(Extracted data entries)
_ _ _

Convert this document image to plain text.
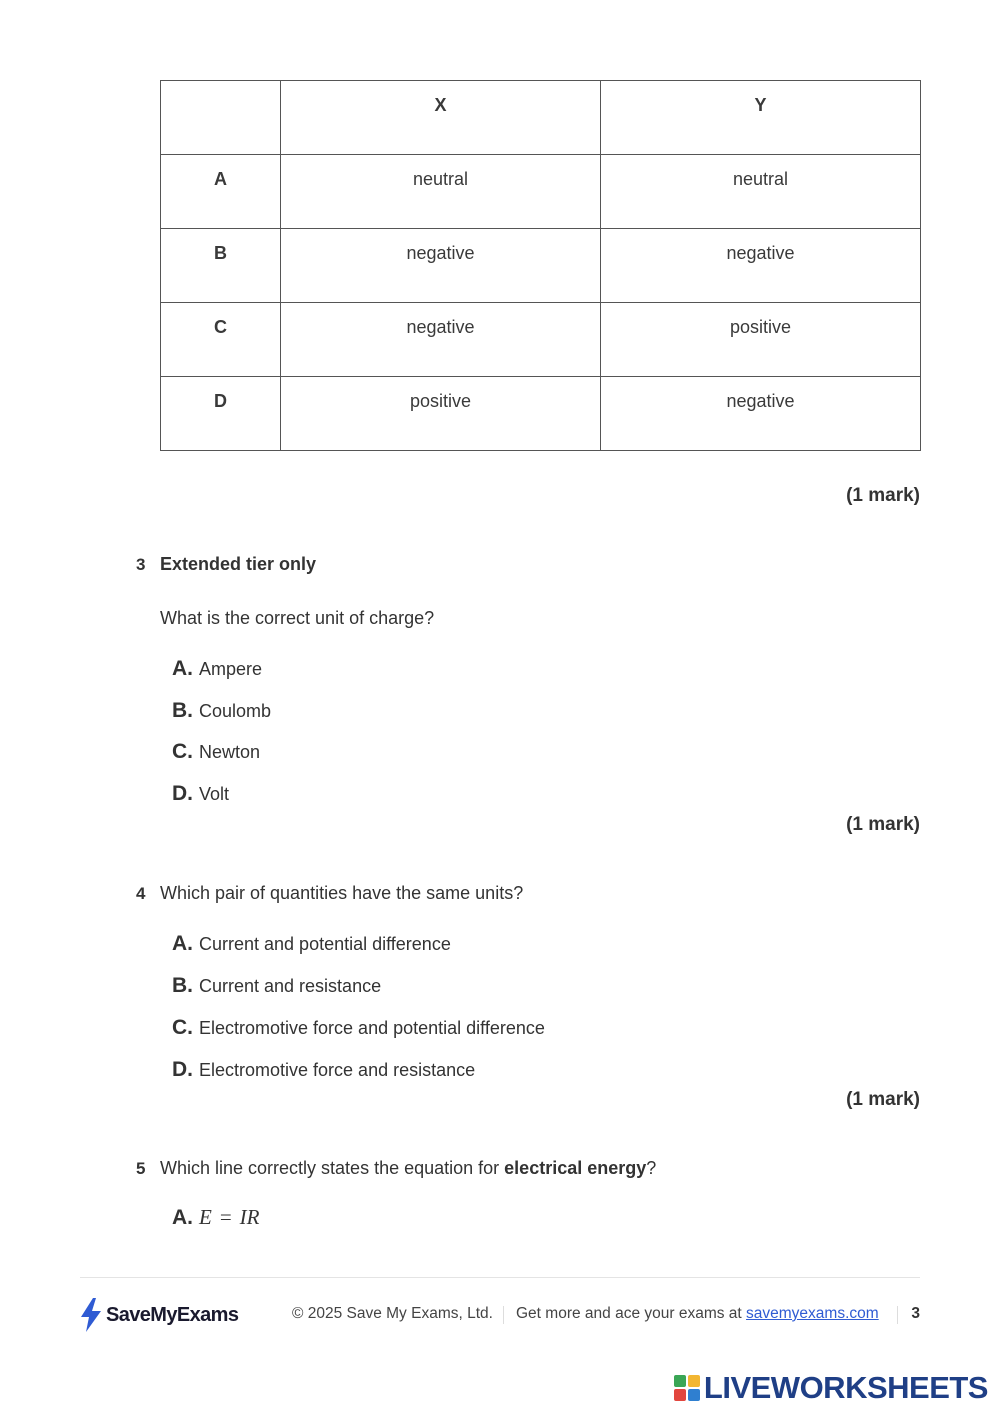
	X	Y
A	neutral	neutral
B	negative	negative
C	negative	positive
D	positive	negative
(1 mark)
3 Extended tier only
What is the correct unit of charge?
A. Ampere
B. Coulomb
C. Newton
D. Volt
(1 mark)
4 Which pair of quantities have the same units?
A. Current and potential difference
B. Current and resistance
C. Electromotive force and potential difference
D. Electromotive force and resistance
(1 mark)
5 Which line correctly states the equation for electrical energy?
A. E = IR
SaveMyExams	© 2025 Save My Exams, Ltd. Get more and ace your exams at savemyexams.com 3
LIVEWORKSHEETS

_ _ _

◆ **EXERCISE AIM**
An exact transcription of all the entries is required, without the pictures.

◆ **REPLY TO THE EXERCISE**
Convert this document image to plain text.
	X	Y
A	neutral	neutral
B	negative	negative
C	negative	positive
D	positive	negative
(1 mark)
3 Extended tier only
What is the correct unit of charge?
A. Ampere
B. Coulomb
C. Newton
D. Volt
(1 mark)
4 Which pair of quantities have the same units?
A. Current and potential difference
B. Current and resistance
C. Electromotive force and potential difference
D. Electromotive force and resistance
(1 mark)
5 Which line correctly states the equation for electrical energy?
A. E = IR
SaveMyExams	© 2025 Save My Exams, Ltd. Get more and ace your exams at savemyexams.com 3
LIVEWORKSHEETS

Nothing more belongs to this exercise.